§ What is needed: Repeat the records below exactly, leaving out any pictures.

§ Dataset records:

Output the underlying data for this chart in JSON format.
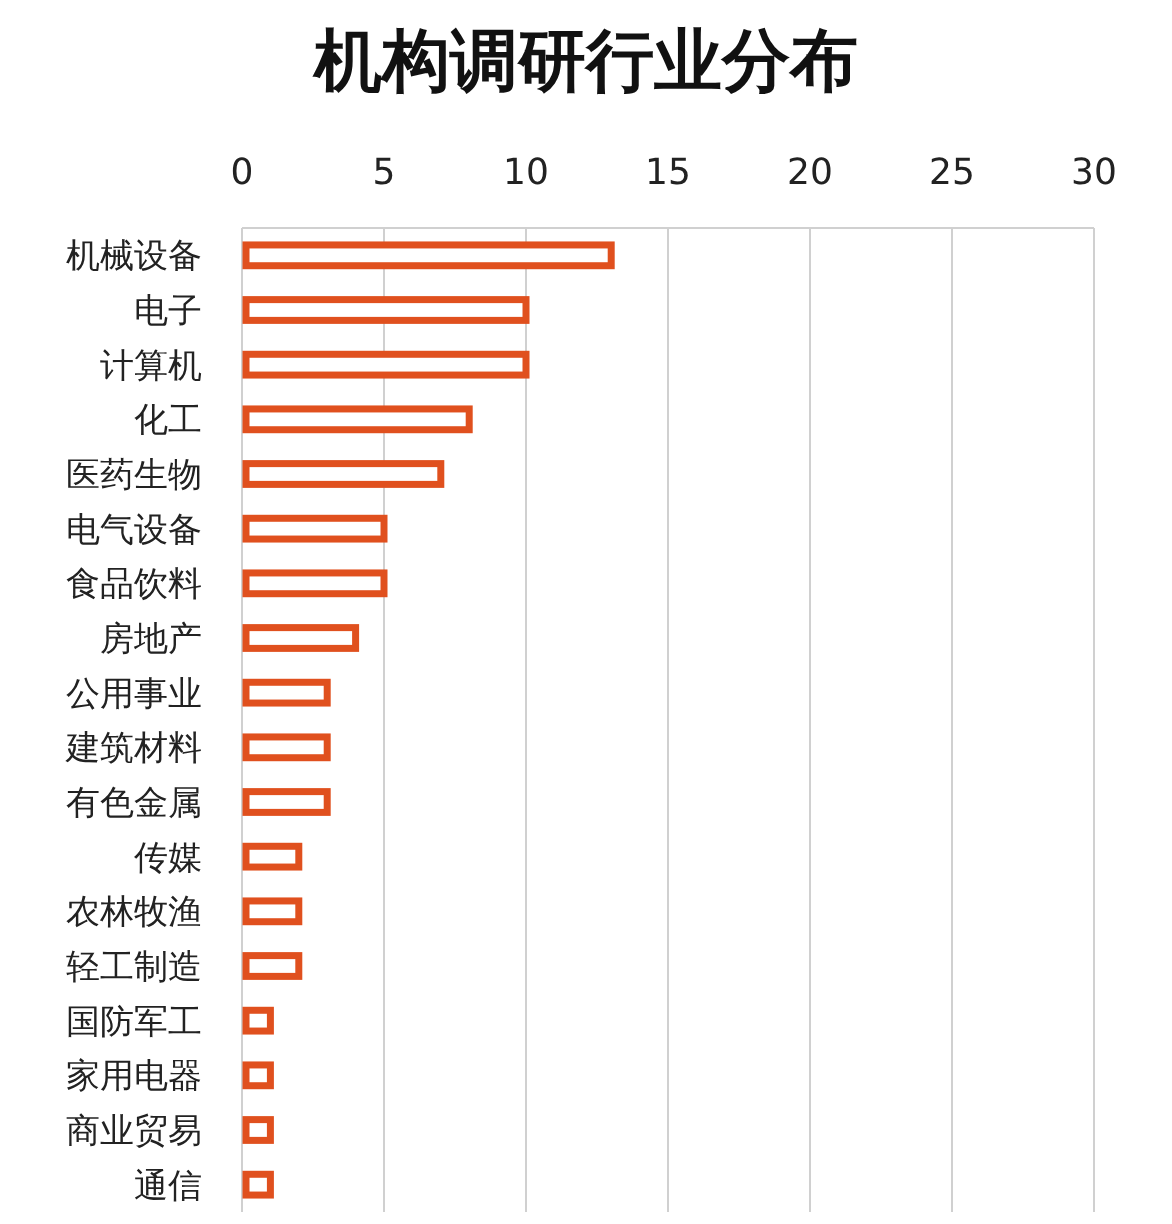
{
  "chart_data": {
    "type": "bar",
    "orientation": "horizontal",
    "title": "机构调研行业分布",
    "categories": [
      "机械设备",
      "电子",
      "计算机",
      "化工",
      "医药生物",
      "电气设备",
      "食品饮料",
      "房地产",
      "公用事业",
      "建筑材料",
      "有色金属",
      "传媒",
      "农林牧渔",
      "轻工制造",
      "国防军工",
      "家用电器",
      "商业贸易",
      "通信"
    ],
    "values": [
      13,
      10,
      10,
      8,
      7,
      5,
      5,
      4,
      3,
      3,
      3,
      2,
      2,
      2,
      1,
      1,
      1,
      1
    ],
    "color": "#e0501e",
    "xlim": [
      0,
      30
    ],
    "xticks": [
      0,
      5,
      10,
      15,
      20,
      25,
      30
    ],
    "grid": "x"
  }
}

§ Task answer:
Output the underlying data for this chart in JSON format.
{
  "chart_data": {
    "type": "bar",
    "orientation": "horizontal",
    "title": "机构调研行业分布",
    "categories": [
      "机械设备",
      "电子",
      "计算机",
      "化工",
      "医药生物",
      "电气设备",
      "食品饮料",
      "房地产",
      "公用事业",
      "建筑材料",
      "有色金属",
      "传媒",
      "农林牧渔",
      "轻工制造",
      "国防军工",
      "家用电器",
      "商业贸易",
      "通信"
    ],
    "values": [
      13,
      10,
      10,
      8,
      7,
      5,
      5,
      4,
      3,
      3,
      3,
      2,
      2,
      2,
      1,
      1,
      1,
      1
    ],
    "color": "#e0501e",
    "xlim": [
      0,
      30
    ],
    "xticks": [
      0,
      5,
      10,
      15,
      20,
      25,
      30
    ],
    "grid": "x"
  }
}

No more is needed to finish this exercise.